— begin Given data —

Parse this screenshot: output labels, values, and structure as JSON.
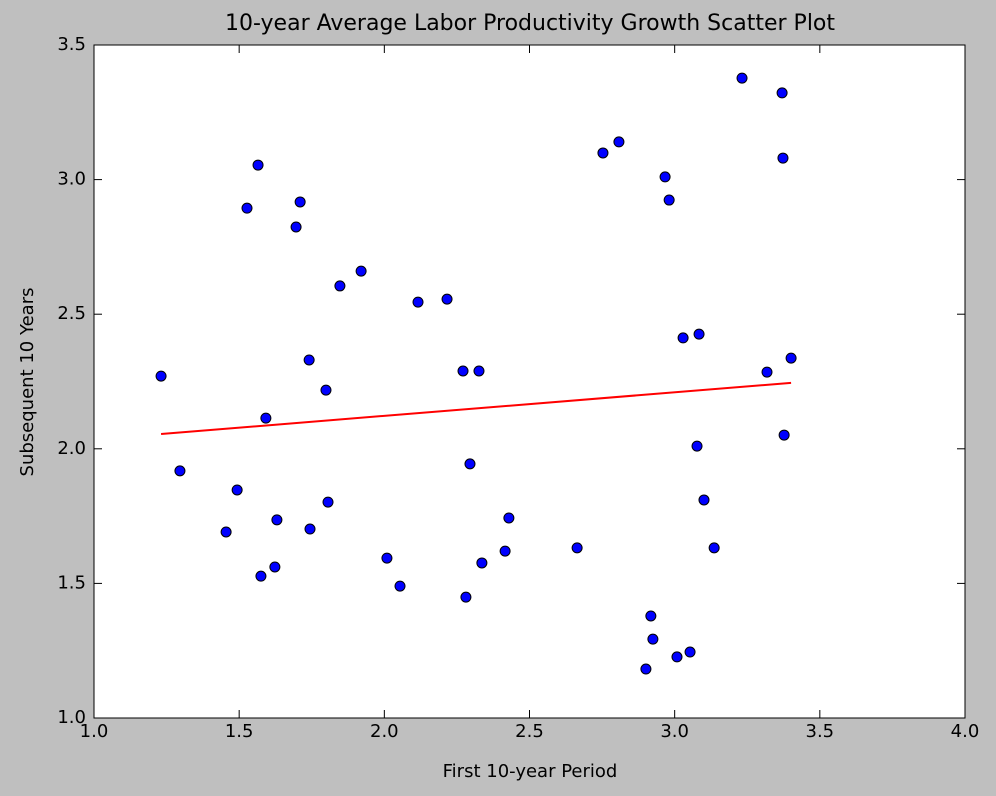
{
  "chart_data": {
    "type": "scatter",
    "title": "10-year Average Labor Productivity Growth Scatter Plot",
    "x_label": "First 10-year Period",
    "y_label": "Subsequent 10 Years",
    "series": [
      {
        "color": "#0000ff",
        "x": [
          1.231,
          1.296,
          1.455,
          1.493,
          1.527,
          1.565,
          1.575,
          1.592,
          1.623,
          1.63,
          1.696,
          1.71,
          1.741,
          1.744,
          1.799,
          1.806,
          1.847,
          1.92,
          2.009,
          2.054,
          2.116,
          2.216,
          2.271,
          2.281,
          2.295,
          2.326,
          2.336,
          2.416,
          2.429,
          2.664,
          2.753,
          2.808,
          2.901,
          2.918,
          2.925,
          2.967,
          2.981,
          3.008,
          3.029,
          3.053,
          3.077,
          3.084,
          3.101,
          3.136,
          3.232,
          3.318,
          3.37,
          3.373,
          3.377,
          3.401
        ],
        "values": [
          2.27,
          1.918,
          1.691,
          1.847,
          2.894,
          3.054,
          1.527,
          2.114,
          1.561,
          1.736,
          2.824,
          2.917,
          2.33,
          1.702,
          2.218,
          1.802,
          2.605,
          2.66,
          1.594,
          1.49,
          2.545,
          2.556,
          2.289,
          1.449,
          1.944,
          2.289,
          1.576,
          1.62,
          1.743,
          1.632,
          3.099,
          3.14,
          1.182,
          1.379,
          1.293,
          3.01,
          2.924,
          1.227,
          2.412,
          1.245,
          2.01,
          2.426,
          1.81,
          1.632,
          3.377,
          2.285,
          3.322,
          3.08,
          2.051,
          2.337
        ]
      }
    ],
    "fit": {
      "color": "#ff0000",
      "x": [
        1.231,
        3.401
      ],
      "values": [
        2.055,
        2.245
      ]
    },
    "xlim": [
      1,
      4
    ],
    "xticks": [
      {
        "value": 1,
        "label": "1.0"
      },
      1.5,
      {
        "value": 2,
        "label": "2.0"
      },
      2.5,
      {
        "value": 3,
        "label": "3.0"
      },
      3.5,
      {
        "value": 4,
        "label": "4.0"
      }
    ],
    "ylim": [
      1,
      3.5
    ],
    "yticks": [
      {
        "value": 1,
        "label": "1.0"
      },
      1.5,
      {
        "value": 2,
        "label": "2.0"
      },
      2.5,
      {
        "value": 3,
        "label": "3.0"
      },
      3.5
    ]
  }
}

— end Given data —

Set problem | Go back to the records above and write them out exactly, without the pictures.

Answer to this problem |
Parse this screenshot: output labels, values, and structure as JSON.
{
  "chart_data": {
    "type": "scatter",
    "title": "10-year Average Labor Productivity Growth Scatter Plot",
    "x_label": "First 10-year Period",
    "y_label": "Subsequent 10 Years",
    "series": [
      {
        "color": "#0000ff",
        "x": [
          1.231,
          1.296,
          1.455,
          1.493,
          1.527,
          1.565,
          1.575,
          1.592,
          1.623,
          1.63,
          1.696,
          1.71,
          1.741,
          1.744,
          1.799,
          1.806,
          1.847,
          1.92,
          2.009,
          2.054,
          2.116,
          2.216,
          2.271,
          2.281,
          2.295,
          2.326,
          2.336,
          2.416,
          2.429,
          2.664,
          2.753,
          2.808,
          2.901,
          2.918,
          2.925,
          2.967,
          2.981,
          3.008,
          3.029,
          3.053,
          3.077,
          3.084,
          3.101,
          3.136,
          3.232,
          3.318,
          3.37,
          3.373,
          3.377,
          3.401
        ],
        "values": [
          2.27,
          1.918,
          1.691,
          1.847,
          2.894,
          3.054,
          1.527,
          2.114,
          1.561,
          1.736,
          2.824,
          2.917,
          2.33,
          1.702,
          2.218,
          1.802,
          2.605,
          2.66,
          1.594,
          1.49,
          2.545,
          2.556,
          2.289,
          1.449,
          1.944,
          2.289,
          1.576,
          1.62,
          1.743,
          1.632,
          3.099,
          3.14,
          1.182,
          1.379,
          1.293,
          3.01,
          2.924,
          1.227,
          2.412,
          1.245,
          2.01,
          2.426,
          1.81,
          1.632,
          3.377,
          2.285,
          3.322,
          3.08,
          2.051,
          2.337
        ]
      }
    ],
    "fit": {
      "color": "#ff0000",
      "x": [
        1.231,
        3.401
      ],
      "values": [
        2.055,
        2.245
      ]
    },
    "xlim": [
      1,
      4
    ],
    "xticks": [
      {
        "value": 1,
        "label": "1.0"
      },
      1.5,
      {
        "value": 2,
        "label": "2.0"
      },
      2.5,
      {
        "value": 3,
        "label": "3.0"
      },
      3.5,
      {
        "value": 4,
        "label": "4.0"
      }
    ],
    "ylim": [
      1,
      3.5
    ],
    "yticks": [
      {
        "value": 1,
        "label": "1.0"
      },
      1.5,
      {
        "value": 2,
        "label": "2.0"
      },
      2.5,
      {
        "value": 3,
        "label": "3.0"
      },
      3.5
    ]
  }
}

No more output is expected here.